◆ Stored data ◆
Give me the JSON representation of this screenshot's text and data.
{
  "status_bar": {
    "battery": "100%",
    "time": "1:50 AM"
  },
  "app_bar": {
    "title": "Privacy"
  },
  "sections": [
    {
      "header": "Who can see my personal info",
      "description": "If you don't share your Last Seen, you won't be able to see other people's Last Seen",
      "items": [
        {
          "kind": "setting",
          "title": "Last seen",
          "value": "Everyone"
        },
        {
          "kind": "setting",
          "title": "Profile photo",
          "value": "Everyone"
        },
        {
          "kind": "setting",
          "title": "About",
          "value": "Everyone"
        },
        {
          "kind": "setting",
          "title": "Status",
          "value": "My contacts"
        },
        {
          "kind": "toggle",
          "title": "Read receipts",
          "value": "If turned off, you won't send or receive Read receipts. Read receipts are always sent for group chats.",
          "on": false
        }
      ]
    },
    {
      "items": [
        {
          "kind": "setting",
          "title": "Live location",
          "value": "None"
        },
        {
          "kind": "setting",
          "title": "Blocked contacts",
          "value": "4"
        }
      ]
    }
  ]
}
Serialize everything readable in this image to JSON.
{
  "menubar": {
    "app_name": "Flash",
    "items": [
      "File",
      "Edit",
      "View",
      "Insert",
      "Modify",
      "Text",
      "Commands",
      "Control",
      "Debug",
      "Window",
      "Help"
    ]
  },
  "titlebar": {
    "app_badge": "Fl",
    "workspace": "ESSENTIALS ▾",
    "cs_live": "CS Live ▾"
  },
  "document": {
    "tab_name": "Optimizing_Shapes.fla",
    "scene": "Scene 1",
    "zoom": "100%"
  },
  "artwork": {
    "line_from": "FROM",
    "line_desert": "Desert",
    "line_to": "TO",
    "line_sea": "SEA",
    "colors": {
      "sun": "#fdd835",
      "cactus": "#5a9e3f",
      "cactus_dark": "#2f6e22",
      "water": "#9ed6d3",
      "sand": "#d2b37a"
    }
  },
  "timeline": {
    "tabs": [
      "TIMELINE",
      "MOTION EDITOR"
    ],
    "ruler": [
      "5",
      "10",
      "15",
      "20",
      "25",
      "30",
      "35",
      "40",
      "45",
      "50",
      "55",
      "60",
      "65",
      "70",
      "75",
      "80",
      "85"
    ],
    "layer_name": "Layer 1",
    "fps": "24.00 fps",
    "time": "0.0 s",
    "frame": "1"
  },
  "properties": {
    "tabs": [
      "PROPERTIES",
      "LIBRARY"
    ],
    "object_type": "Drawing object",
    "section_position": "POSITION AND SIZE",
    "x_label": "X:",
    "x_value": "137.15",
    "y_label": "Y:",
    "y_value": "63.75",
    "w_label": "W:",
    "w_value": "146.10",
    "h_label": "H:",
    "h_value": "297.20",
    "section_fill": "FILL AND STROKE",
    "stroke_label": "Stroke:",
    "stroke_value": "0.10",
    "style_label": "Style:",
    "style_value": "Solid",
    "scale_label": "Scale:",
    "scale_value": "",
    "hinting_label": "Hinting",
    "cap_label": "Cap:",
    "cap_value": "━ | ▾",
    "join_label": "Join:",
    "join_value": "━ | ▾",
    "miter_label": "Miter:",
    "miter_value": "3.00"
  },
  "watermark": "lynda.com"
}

◆ Work to complete ◆
Pick out the lines above that hold the string "this" and show them.

◆ Task answer ◆
Give me the JSON representation of this screenshot's text and data.
Serialize everything readable in this image to JSON.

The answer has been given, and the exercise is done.